### EXERCISE DATA
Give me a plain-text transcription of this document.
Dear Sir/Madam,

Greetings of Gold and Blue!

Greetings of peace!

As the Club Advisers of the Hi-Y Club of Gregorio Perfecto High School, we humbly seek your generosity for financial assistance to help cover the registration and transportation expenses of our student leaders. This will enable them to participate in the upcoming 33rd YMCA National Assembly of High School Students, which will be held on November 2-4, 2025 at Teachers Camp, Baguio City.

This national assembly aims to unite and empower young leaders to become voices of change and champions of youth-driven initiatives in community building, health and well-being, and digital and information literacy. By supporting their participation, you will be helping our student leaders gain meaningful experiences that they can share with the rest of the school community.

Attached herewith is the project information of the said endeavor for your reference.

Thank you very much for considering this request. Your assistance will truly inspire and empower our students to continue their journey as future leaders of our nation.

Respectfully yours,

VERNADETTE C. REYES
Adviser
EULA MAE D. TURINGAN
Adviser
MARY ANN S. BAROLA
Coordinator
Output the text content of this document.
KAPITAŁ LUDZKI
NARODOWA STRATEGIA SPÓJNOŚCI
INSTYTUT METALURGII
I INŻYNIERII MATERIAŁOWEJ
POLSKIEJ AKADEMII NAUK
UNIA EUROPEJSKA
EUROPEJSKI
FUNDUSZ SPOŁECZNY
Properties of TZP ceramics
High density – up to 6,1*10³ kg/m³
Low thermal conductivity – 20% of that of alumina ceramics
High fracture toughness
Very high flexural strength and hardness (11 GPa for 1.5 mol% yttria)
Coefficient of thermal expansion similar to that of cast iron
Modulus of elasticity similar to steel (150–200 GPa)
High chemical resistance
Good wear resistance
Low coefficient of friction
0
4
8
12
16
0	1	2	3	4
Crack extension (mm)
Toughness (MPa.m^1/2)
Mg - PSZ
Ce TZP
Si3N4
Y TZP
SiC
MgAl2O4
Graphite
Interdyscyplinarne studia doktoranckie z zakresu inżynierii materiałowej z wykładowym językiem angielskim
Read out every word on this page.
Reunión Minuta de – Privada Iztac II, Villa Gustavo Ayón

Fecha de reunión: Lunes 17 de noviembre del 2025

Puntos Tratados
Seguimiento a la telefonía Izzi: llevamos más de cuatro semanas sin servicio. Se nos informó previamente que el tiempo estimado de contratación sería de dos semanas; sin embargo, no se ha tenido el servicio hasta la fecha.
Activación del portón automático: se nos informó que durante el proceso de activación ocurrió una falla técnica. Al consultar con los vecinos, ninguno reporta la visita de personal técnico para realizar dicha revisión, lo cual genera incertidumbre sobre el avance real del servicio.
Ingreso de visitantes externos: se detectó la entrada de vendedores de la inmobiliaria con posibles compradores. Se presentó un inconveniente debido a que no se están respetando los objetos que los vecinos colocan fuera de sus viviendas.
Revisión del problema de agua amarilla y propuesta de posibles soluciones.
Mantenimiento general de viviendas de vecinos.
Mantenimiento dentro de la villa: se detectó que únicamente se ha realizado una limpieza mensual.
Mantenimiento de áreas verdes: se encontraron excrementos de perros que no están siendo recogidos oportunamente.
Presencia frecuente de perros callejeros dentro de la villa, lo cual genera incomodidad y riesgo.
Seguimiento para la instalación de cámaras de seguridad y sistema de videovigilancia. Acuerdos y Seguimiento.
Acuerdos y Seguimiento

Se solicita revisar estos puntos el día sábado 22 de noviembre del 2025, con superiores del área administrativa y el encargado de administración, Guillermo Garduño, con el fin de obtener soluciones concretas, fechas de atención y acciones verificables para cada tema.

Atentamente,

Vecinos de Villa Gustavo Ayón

### GIVEN REQUEST
Of all the lines in the material above, how many contain the word "noviembre"? Give only the count.

### FINAL RESULT
2